→ **Extract**
=== Begin Enclosure ===

Wow that is one hell of a story. I hope your ok you've had some real struggles. I think you've already said your piece and now it's up to him. I think the really positive thing about you and one i cant say about my ex's lol is that you don't use manipulation to get him back so you should really be proud of yourself. I think your struggles in life even though you've made a mistake here and there really shows how nice your heart is believe it or not. Yes you went to that sex thing that was a mistake were human we all make mistakes unfortunately that one can really play on your partners head I should know because I dated a girl who I ended up finding out was a pro and I was devastated to say the least and really hurt. It's hard to impart in his mind what your feeling and what's in your heart and mind after something like this even though I can tell you are sincere.

=== End Enclosure ===

→ **Dataset records**
=== Begin Enclosure ===

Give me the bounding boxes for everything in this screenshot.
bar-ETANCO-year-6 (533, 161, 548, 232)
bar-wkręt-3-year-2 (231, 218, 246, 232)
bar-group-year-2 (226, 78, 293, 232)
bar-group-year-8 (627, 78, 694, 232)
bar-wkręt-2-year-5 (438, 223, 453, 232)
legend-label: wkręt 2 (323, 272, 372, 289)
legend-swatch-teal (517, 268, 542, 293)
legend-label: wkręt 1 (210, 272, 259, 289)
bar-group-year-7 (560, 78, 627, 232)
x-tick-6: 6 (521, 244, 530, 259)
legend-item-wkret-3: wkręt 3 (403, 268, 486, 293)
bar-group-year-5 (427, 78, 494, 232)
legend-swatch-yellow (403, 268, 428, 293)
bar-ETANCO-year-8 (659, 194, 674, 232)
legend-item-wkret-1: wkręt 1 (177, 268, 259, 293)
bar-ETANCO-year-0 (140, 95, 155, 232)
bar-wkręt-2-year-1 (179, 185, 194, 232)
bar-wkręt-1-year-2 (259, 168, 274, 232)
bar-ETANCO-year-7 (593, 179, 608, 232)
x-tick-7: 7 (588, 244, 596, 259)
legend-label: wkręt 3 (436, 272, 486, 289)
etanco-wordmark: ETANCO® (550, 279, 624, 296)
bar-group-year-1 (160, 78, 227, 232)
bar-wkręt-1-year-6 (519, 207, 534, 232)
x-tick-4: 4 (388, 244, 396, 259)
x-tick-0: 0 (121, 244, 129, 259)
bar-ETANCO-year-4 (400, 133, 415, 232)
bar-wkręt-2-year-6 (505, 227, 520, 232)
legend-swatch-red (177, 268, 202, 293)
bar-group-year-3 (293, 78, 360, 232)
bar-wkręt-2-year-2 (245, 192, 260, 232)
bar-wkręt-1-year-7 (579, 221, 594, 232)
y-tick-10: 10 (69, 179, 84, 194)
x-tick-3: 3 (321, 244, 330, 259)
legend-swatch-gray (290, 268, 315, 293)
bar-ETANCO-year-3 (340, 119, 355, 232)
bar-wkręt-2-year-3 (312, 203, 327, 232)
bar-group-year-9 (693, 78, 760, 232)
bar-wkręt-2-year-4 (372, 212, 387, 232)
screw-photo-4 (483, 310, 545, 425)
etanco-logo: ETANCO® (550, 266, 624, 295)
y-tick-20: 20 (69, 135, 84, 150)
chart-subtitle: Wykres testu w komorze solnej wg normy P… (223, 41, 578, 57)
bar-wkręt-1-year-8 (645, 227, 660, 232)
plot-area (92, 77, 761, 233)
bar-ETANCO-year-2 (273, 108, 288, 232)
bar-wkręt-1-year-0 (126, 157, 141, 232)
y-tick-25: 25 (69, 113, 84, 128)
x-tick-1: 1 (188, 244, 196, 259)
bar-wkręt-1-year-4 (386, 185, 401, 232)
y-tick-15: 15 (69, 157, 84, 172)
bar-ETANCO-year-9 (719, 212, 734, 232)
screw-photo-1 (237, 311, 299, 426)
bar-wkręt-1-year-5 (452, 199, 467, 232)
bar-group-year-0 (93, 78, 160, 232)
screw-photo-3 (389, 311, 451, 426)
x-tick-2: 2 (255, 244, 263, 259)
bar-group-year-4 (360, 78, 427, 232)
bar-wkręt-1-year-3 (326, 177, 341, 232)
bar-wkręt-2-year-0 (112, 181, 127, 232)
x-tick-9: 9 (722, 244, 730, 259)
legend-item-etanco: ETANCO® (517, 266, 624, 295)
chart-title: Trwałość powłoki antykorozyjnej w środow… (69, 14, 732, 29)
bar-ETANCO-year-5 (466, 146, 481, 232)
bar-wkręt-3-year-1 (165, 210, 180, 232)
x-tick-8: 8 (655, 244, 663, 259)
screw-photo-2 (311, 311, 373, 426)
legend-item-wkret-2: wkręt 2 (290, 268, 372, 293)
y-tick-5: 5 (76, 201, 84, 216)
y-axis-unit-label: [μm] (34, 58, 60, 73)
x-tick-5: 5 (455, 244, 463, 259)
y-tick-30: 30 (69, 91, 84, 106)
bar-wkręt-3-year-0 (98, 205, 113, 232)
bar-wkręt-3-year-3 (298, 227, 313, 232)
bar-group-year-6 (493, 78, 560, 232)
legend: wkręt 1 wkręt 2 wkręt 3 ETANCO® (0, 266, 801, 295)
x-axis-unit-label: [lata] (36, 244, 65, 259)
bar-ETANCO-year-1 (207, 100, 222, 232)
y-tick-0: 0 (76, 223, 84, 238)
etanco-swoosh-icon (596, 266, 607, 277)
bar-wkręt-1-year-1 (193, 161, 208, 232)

=== End Enclosure ===

→ **Assignment**
Quote in full every sentence in the reply above that begins with the words "I think".

→ **Solution to the problem**
- I think you've already said your piece and now it's up to him.
- I think the really positive thing about you and one i cant say about my ex's lol is that you don't use manipulation to get him back so you should really be proud of yourself.
- I think your struggles in life even though you've made a mistake here and there really shows how nice your heart is believe it or not.